● Short exercise
Assemble all lines in which the string "title" appears.

● Listed entries
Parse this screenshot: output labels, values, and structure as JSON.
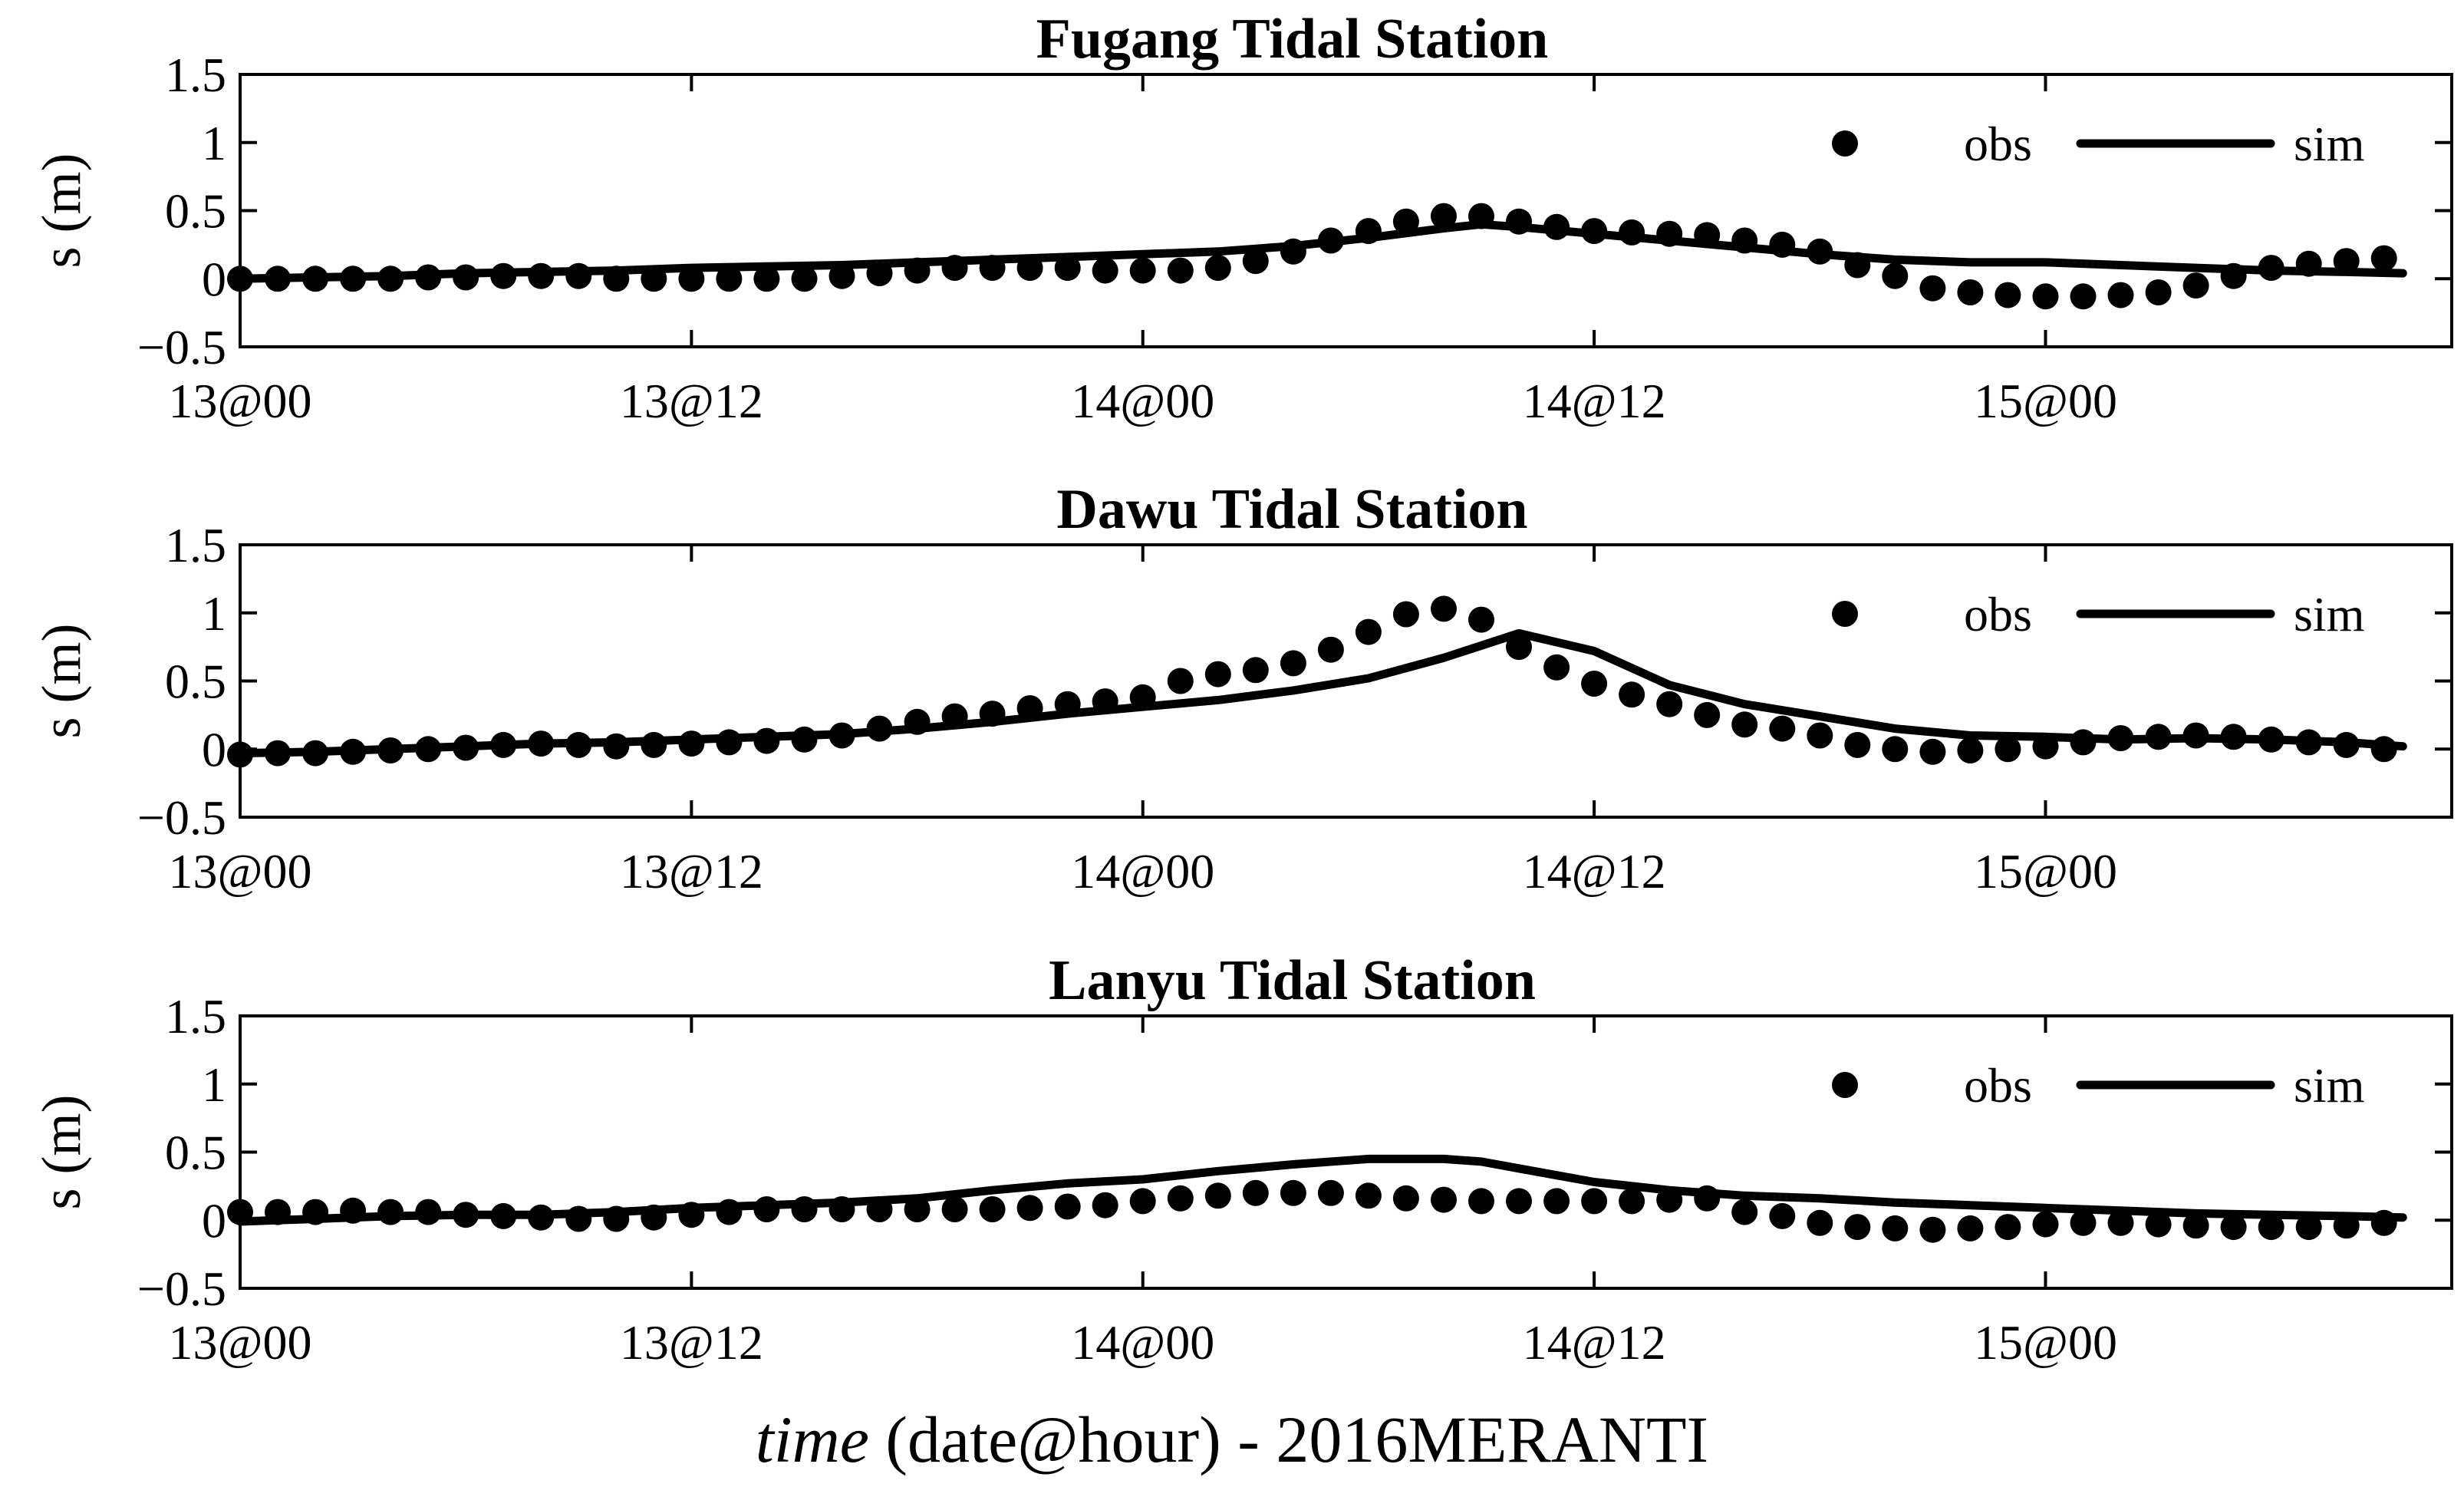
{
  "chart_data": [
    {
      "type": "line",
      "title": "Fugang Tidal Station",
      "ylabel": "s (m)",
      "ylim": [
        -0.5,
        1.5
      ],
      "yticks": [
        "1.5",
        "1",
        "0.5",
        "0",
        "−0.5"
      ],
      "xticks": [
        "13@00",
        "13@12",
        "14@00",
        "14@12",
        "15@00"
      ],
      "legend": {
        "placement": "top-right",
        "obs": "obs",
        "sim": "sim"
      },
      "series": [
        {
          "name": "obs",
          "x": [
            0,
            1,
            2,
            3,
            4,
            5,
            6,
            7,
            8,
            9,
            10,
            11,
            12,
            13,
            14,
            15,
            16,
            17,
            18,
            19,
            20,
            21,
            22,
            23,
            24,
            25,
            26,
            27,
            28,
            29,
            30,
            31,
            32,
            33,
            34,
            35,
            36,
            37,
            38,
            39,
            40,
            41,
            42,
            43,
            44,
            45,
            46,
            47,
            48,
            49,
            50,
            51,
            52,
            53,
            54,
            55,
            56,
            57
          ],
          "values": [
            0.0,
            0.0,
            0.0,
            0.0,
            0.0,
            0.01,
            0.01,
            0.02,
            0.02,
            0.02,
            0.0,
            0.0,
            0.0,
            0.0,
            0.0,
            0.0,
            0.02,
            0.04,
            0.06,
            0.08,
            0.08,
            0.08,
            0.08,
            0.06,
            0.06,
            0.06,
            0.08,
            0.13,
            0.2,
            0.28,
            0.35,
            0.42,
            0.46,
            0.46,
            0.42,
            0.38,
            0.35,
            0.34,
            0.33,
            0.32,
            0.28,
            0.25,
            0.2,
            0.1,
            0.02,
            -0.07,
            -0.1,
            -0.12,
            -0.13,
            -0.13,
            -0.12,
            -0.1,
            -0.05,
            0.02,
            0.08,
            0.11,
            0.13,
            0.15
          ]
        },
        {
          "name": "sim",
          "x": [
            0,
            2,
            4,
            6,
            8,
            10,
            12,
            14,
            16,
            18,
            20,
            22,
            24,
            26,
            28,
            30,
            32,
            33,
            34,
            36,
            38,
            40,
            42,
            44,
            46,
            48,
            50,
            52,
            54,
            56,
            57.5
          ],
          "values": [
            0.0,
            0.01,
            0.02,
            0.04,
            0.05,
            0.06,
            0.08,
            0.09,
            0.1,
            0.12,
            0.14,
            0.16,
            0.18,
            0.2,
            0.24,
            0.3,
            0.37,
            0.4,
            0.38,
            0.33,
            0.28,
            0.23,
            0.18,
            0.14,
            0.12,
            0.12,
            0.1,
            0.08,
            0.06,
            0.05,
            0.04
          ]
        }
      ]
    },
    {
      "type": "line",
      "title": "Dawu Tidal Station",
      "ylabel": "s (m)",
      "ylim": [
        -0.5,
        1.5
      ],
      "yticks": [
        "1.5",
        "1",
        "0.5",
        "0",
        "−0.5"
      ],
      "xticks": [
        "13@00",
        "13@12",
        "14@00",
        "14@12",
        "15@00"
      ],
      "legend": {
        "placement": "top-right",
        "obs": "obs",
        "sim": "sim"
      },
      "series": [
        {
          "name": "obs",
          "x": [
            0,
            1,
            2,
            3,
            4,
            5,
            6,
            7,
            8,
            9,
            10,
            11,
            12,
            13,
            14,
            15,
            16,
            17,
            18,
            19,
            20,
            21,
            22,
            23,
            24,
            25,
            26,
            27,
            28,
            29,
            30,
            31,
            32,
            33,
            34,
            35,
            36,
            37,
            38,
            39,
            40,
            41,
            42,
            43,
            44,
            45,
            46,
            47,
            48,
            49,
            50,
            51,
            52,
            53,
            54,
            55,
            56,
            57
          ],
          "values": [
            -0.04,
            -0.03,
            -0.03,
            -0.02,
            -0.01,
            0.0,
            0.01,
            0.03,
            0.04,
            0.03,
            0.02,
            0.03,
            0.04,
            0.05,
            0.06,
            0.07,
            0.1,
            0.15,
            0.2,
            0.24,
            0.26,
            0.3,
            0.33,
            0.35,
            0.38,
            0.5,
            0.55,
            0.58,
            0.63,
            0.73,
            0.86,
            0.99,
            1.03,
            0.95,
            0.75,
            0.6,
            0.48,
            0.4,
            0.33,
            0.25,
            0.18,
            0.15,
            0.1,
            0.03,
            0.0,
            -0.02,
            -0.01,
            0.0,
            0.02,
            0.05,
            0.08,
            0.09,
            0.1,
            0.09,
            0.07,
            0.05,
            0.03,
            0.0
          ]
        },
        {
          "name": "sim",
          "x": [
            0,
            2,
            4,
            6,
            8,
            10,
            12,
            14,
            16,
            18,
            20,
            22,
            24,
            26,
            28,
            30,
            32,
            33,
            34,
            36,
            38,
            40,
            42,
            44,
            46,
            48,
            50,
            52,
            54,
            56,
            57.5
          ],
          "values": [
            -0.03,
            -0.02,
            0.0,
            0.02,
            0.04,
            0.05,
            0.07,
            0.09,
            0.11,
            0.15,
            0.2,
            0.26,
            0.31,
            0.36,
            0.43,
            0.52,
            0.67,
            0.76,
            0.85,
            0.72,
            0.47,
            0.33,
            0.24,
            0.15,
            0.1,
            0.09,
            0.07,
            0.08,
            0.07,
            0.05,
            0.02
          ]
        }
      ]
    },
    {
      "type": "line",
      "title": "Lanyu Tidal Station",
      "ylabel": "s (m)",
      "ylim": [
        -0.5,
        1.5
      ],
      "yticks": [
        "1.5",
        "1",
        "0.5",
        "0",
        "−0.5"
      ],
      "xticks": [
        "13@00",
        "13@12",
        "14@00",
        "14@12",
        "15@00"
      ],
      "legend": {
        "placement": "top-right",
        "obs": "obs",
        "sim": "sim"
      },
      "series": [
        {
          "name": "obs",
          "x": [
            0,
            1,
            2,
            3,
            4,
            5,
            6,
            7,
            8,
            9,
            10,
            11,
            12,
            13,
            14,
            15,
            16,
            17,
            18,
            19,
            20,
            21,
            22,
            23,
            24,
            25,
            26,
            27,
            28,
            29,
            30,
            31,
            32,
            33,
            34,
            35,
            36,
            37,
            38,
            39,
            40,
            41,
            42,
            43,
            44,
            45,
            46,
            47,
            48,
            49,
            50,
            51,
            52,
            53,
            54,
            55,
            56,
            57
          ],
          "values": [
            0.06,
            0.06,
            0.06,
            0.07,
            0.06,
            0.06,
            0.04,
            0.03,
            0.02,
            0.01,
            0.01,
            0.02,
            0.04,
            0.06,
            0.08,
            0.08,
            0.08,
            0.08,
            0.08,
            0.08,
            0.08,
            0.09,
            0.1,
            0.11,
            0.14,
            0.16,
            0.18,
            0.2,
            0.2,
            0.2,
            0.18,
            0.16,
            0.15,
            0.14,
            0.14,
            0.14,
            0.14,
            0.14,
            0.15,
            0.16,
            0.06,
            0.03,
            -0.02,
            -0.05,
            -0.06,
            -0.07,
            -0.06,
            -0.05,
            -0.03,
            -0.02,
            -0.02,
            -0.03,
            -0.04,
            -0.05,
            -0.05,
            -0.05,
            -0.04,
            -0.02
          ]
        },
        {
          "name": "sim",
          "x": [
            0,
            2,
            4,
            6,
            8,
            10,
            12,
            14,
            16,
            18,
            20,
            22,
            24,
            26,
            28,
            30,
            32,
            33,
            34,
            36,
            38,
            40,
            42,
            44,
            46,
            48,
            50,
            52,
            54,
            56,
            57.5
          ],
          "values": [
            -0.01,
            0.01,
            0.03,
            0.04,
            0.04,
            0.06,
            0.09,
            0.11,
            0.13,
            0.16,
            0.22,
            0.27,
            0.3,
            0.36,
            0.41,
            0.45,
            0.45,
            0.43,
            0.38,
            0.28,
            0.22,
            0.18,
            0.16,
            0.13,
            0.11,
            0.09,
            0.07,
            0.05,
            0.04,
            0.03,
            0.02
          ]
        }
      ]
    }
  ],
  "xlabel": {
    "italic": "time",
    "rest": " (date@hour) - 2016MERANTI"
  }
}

● Problem solution
      "title": "Fugang Tidal Station",
      "title": "Dawu Tidal Station",
      "title": "Lanyu Tidal Station",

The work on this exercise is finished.